Data records:
[start]

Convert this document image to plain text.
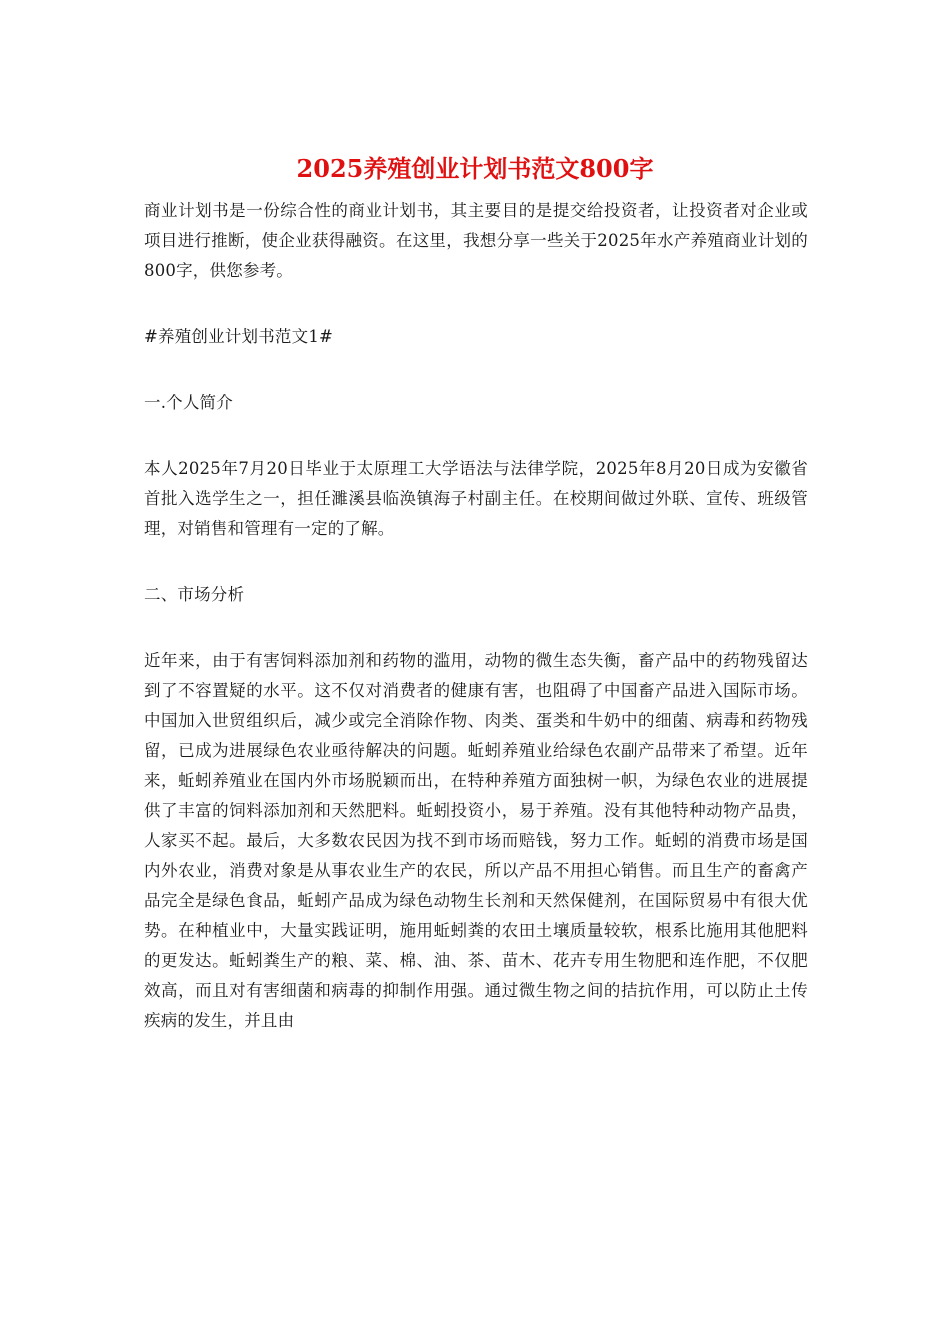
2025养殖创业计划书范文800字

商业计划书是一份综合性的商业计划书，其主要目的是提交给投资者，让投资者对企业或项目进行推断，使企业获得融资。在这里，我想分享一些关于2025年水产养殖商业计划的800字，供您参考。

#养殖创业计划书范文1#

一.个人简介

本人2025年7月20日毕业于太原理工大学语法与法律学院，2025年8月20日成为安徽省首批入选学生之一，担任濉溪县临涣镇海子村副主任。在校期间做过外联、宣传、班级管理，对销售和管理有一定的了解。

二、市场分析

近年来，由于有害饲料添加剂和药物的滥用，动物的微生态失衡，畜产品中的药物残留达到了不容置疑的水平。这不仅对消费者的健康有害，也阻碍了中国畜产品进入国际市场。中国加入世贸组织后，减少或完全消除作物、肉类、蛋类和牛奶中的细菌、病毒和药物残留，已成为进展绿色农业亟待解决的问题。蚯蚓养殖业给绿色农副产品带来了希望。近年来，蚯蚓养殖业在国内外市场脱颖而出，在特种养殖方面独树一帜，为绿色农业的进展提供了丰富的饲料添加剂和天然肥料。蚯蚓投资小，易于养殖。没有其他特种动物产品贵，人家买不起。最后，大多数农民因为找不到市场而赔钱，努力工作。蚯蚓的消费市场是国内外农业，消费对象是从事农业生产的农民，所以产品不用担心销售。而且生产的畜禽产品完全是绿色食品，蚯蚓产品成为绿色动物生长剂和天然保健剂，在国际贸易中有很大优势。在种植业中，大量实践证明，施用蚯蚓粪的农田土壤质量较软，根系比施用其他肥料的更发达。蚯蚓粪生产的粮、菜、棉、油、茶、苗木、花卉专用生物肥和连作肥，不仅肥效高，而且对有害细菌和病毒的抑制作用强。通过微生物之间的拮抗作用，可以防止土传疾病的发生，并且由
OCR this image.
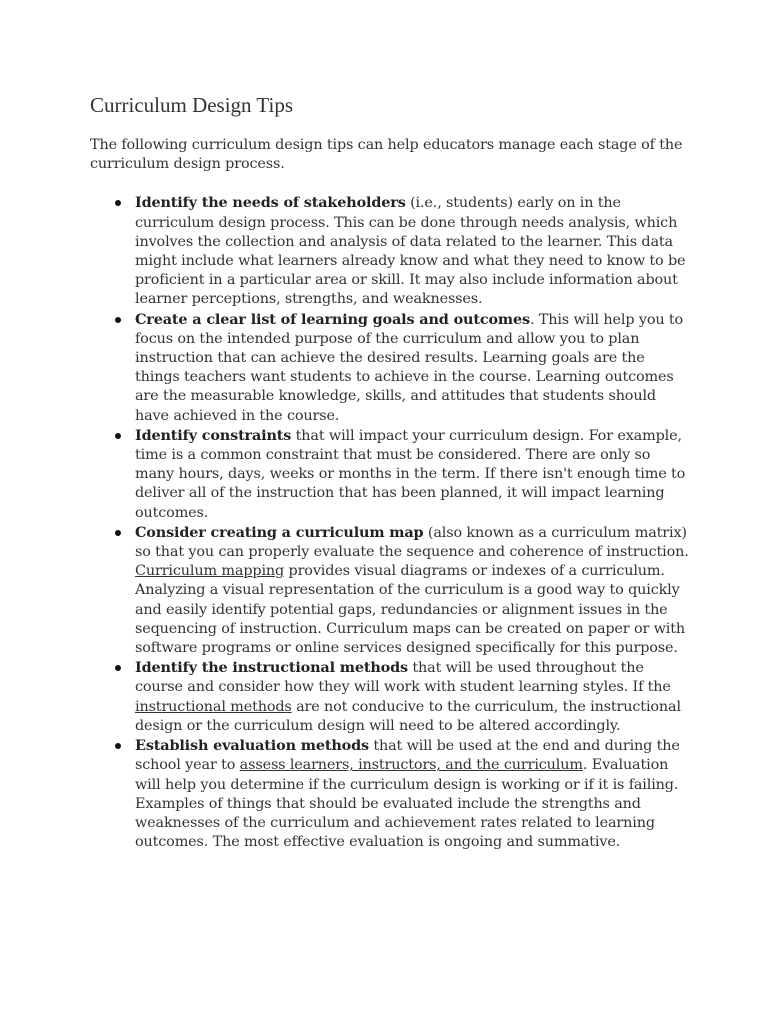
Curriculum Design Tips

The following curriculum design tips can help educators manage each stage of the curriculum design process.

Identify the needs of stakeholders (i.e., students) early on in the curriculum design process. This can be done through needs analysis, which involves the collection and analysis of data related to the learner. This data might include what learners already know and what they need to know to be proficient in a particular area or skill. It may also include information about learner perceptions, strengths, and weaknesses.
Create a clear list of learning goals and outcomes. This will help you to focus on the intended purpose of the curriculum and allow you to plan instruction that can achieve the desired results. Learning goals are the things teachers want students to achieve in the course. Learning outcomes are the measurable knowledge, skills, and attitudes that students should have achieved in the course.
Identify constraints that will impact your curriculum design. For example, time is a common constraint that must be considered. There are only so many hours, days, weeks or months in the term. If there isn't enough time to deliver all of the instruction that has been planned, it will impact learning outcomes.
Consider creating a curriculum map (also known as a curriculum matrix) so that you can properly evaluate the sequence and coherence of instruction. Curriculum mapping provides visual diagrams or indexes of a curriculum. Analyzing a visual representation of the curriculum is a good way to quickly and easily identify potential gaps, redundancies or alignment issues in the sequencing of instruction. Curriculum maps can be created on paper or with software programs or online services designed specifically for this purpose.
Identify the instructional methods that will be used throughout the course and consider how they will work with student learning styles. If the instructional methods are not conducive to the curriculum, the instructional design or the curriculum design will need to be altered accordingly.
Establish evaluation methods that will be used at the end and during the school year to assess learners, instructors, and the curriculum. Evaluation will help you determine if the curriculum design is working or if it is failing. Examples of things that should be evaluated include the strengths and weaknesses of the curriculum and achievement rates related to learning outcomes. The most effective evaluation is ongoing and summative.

[end]

#### Requirement
An exact transcription of all the entries is required, without the pictures.

#### Written solution
Convert this document image to plain text.
2025养殖创业计划书范文800字

商业计划书是一份综合性的商业计划书，其主要目的是提交给投资者，让投资者对企业或项目进行推断，使企业获得融资。在这里，我想分享一些关于2025年水产养殖商业计划的800字，供您参考。

#养殖创业计划书范文1#

一.个人简介

本人2025年7月20日毕业于太原理工大学语法与法律学院，2025年8月20日成为安徽省首批入选学生之一，担任濉溪县临涣镇海子村副主任。在校期间做过外联、宣传、班级管理，对销售和管理有一定的了解。

二、市场分析

近年来，由于有害饲料添加剂和药物的滥用，动物的微生态失衡，畜产品中的药物残留达到了不容置疑的水平。这不仅对消费者的健康有害，也阻碍了中国畜产品进入国际市场。中国加入世贸组织后，减少或完全消除作物、肉类、蛋类和牛奶中的细菌、病毒和药物残留，已成为进展绿色农业亟待解决的问题。蚯蚓养殖业给绿色农副产品带来了希望。近年来，蚯蚓养殖业在国内外市场脱颖而出，在特种养殖方面独树一帜，为绿色农业的进展提供了丰富的饲料添加剂和天然肥料。蚯蚓投资小，易于养殖。没有其他特种动物产品贵，人家买不起。最后，大多数农民因为找不到市场而赔钱，努力工作。蚯蚓的消费市场是国内外农业，消费对象是从事农业生产的农民，所以产品不用担心销售。而且生产的畜禽产品完全是绿色食品，蚯蚓产品成为绿色动物生长剂和天然保健剂，在国际贸易中有很大优势。在种植业中，大量实践证明，施用蚯蚓粪的农田土壤质量较软，根系比施用其他肥料的更发达。蚯蚓粪生产的粮、菜、棉、油、茶、苗木、花卉专用生物肥和连作肥，不仅肥效高，而且对有害细菌和病毒的抑制作用强。通过微生物之间的拮抗作用，可以防止土传疾病的发生，并且由
OCR this image.
Curriculum Design Tips

The following curriculum design tips can help educators manage each stage of the curriculum design process.

Identify the needs of stakeholders (i.e., students) early on in the curriculum design process. This can be done through needs analysis, which involves the collection and analysis of data related to the learner. This data might include what learners already know and what they need to know to be proficient in a particular area or skill. It may also include information about learner perceptions, strengths, and weaknesses.
Create a clear list of learning goals and outcomes. This will help you to focus on the intended purpose of the curriculum and allow you to plan instruction that can achieve the desired results. Learning goals are the things teachers want students to achieve in the course. Learning outcomes are the measurable knowledge, skills, and attitudes that students should have achieved in the course.
Identify constraints that will impact your curriculum design. For example, time is a common constraint that must be considered. There are only so many hours, days, weeks or months in the term. If there isn't enough time to deliver all of the instruction that has been planned, it will impact learning outcomes.
Consider creating a curriculum map (also known as a curriculum matrix) so that you can properly evaluate the sequence and coherence of instruction. Curriculum mapping provides visual diagrams or indexes of a curriculum. Analyzing a visual representation of the curriculum is a good way to quickly and easily identify potential gaps, redundancies or alignment issues in the sequencing of instruction. Curriculum maps can be created on paper or with software programs or online services designed specifically for this purpose.
Identify the instructional methods that will be used throughout the course and consider how they will work with student learning styles. If the instructional methods are not conducive to the curriculum, the instructional design or the curriculum design will need to be altered accordingly.
Establish evaluation methods that will be used at the end and during the school year to assess learners, instructors, and the curriculum. Evaluation will help you determine if the curriculum design is working or if it is failing. Examples of things that should be evaluated include the strengths and weaknesses of the curriculum and achievement rates related to learning outcomes. The most effective evaluation is ongoing and summative.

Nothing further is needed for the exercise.